What is required
Every entry should be repeated exactly. Omit the pictures.

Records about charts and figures
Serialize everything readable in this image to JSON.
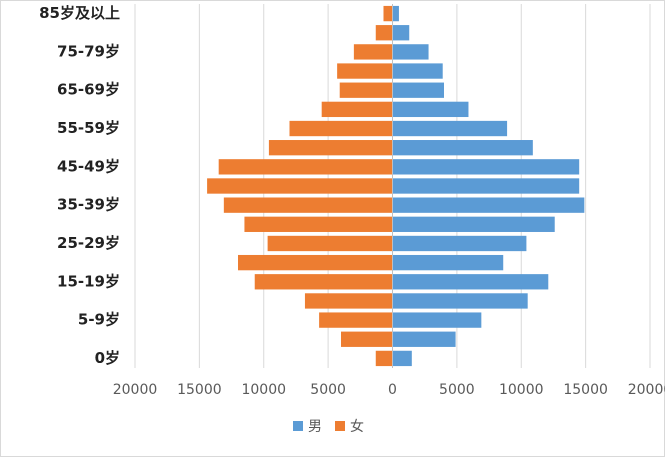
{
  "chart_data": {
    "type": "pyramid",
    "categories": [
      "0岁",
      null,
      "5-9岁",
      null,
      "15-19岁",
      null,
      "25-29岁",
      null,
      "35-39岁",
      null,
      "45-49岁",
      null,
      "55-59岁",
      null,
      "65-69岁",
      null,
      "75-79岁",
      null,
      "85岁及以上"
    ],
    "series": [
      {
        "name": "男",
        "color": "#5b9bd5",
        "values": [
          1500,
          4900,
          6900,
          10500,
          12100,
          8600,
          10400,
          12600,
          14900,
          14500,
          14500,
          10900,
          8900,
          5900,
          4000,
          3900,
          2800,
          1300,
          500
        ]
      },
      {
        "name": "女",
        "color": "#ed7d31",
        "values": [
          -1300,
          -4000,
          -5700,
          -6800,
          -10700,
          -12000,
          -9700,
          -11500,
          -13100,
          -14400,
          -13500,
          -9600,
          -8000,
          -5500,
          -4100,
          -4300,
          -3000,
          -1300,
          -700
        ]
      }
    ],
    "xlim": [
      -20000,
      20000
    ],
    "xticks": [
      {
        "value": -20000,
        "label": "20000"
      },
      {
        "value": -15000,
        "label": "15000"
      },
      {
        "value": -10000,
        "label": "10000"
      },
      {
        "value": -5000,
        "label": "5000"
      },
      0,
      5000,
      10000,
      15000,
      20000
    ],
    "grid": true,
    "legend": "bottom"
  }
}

Result
Serialize everything readable in this image to JSON.
{
  "chart_data": {
    "type": "pyramid",
    "categories": [
      "0岁",
      null,
      "5-9岁",
      null,
      "15-19岁",
      null,
      "25-29岁",
      null,
      "35-39岁",
      null,
      "45-49岁",
      null,
      "55-59岁",
      null,
      "65-69岁",
      null,
      "75-79岁",
      null,
      "85岁及以上"
    ],
    "series": [
      {
        "name": "男",
        "color": "#5b9bd5",
        "values": [
          1500,
          4900,
          6900,
          10500,
          12100,
          8600,
          10400,
          12600,
          14900,
          14500,
          14500,
          10900,
          8900,
          5900,
          4000,
          3900,
          2800,
          1300,
          500
        ]
      },
      {
        "name": "女",
        "color": "#ed7d31",
        "values": [
          -1300,
          -4000,
          -5700,
          -6800,
          -10700,
          -12000,
          -9700,
          -11500,
          -13100,
          -14400,
          -13500,
          -9600,
          -8000,
          -5500,
          -4100,
          -4300,
          -3000,
          -1300,
          -700
        ]
      }
    ],
    "xlim": [
      -20000,
      20000
    ],
    "xticks": [
      {
        "value": -20000,
        "label": "20000"
      },
      {
        "value": -15000,
        "label": "15000"
      },
      {
        "value": -10000,
        "label": "10000"
      },
      {
        "value": -5000,
        "label": "5000"
      },
      0,
      5000,
      10000,
      15000,
      20000
    ],
    "grid": true,
    "legend": "bottom"
  }
}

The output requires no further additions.